● Given instruction
Filter the records for lines holding the string "ายในการเด".
****
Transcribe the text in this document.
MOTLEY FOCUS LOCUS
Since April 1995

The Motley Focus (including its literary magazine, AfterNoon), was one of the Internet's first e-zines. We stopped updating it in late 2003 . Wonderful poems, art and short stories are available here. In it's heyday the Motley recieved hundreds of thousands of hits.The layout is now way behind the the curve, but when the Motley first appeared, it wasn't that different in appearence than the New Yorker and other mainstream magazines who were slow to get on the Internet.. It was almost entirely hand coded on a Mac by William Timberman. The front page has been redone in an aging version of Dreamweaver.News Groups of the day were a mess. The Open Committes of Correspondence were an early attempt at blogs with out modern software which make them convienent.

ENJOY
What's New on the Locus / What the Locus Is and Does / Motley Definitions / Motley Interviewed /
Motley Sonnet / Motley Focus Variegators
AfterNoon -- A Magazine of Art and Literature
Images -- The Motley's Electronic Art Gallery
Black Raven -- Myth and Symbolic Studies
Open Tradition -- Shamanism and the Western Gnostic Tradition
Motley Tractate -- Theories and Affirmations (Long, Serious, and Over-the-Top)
****
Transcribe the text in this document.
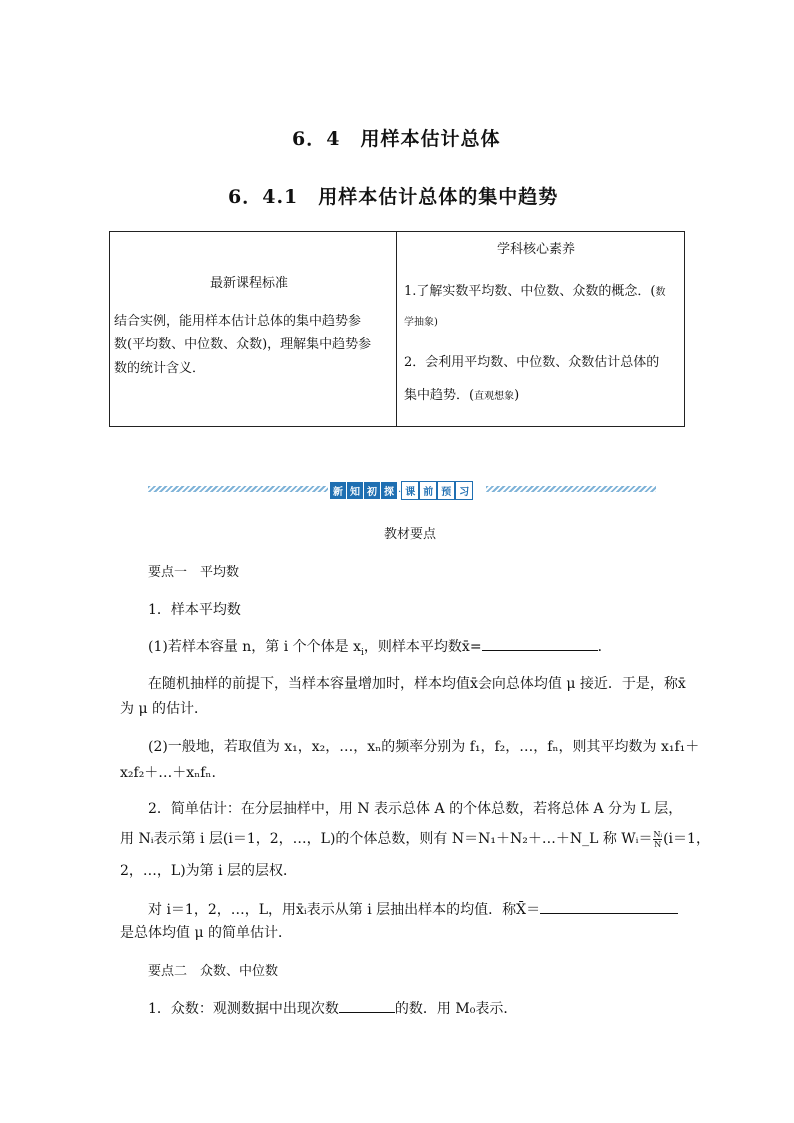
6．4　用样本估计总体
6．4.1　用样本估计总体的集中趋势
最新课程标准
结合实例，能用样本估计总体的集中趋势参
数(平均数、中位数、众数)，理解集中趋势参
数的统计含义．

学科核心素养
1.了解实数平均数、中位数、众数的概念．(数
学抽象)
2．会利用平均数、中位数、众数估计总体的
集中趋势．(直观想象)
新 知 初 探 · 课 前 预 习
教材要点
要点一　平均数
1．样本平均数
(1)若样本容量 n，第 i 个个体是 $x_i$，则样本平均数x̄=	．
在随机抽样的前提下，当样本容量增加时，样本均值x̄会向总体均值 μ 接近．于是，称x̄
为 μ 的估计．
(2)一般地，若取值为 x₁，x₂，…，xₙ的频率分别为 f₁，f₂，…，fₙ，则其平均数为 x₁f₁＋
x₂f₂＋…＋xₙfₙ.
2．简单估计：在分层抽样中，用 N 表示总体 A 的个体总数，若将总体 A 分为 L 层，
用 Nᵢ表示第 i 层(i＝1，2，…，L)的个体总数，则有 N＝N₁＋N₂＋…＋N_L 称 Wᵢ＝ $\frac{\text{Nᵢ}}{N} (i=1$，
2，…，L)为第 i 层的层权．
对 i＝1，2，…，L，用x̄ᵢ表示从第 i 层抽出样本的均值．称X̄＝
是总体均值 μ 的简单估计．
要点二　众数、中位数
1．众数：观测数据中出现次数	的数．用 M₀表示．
****
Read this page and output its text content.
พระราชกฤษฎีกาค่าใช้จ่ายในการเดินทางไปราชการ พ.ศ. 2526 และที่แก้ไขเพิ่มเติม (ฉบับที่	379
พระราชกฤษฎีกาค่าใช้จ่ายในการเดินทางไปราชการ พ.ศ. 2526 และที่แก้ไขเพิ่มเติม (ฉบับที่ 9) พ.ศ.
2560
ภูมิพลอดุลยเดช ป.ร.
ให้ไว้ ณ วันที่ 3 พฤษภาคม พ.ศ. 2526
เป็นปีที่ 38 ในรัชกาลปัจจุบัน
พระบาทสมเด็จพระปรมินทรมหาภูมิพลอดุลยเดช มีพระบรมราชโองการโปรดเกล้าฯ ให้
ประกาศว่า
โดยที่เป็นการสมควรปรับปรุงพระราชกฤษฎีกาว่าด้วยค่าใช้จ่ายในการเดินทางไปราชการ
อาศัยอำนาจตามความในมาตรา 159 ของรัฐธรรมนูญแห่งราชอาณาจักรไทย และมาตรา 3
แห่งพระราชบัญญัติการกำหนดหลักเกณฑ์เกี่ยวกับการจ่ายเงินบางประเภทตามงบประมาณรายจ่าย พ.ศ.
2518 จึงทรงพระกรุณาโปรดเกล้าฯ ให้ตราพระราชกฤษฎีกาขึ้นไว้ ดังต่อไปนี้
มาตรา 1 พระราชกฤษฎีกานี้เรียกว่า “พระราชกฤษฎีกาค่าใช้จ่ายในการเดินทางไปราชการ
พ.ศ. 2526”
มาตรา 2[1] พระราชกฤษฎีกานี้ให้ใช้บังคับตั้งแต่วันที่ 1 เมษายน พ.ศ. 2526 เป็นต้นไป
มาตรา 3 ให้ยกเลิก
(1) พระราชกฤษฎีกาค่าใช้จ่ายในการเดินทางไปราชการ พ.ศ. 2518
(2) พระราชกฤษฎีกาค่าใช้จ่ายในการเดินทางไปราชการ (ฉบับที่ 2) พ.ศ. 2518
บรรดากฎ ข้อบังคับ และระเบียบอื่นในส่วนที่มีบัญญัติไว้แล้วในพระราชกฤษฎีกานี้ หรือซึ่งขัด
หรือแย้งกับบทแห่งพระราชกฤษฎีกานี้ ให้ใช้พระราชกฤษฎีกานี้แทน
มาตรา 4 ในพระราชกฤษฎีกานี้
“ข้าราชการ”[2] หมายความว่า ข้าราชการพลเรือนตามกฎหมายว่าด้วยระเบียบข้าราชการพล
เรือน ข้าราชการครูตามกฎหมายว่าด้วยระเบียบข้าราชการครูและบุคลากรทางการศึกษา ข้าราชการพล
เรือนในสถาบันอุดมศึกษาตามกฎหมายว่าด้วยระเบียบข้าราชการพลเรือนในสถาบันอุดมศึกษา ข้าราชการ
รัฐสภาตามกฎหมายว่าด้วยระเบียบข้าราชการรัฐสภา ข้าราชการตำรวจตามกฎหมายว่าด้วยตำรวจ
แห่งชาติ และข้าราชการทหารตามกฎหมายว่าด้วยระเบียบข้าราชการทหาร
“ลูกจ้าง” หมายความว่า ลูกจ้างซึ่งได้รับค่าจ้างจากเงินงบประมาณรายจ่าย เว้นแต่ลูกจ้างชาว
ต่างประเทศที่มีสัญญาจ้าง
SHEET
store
****
● Solution
พระราชกฤษฎีกาค่าใช้จ่ายในการเดินทางไปราชการ พ.ศ. 2526 และที่แก้ไขเพิ่มเติม (ฉบับที่	379
พระราชกฤษฎีกาค่าใช้จ่ายในการเดินทางไปราชการ พ.ศ. 2526 และที่แก้ไขเพิ่มเติม (ฉบับที่ 9) พ.ศ.
โดยที่เป็นการสมควรปรับปรุงพระราชกฤษฎีกาว่าด้วยค่าใช้จ่ายในการเดินทางไปราชการ
มาตรา 1 พระราชกฤษฎีกานี้เรียกว่า “พระราชกฤษฎีกาค่าใช้จ่ายในการเดินทางไปราชการ
(1) พระราชกฤษฎีกาค่าใช้จ่ายในการเดินทางไปราชการ พ.ศ. 2518
(2) พระราชกฤษฎีกาค่าใช้จ่ายในการเดินทางไปราชการ (ฉบับที่ 2) พ.ศ. 2518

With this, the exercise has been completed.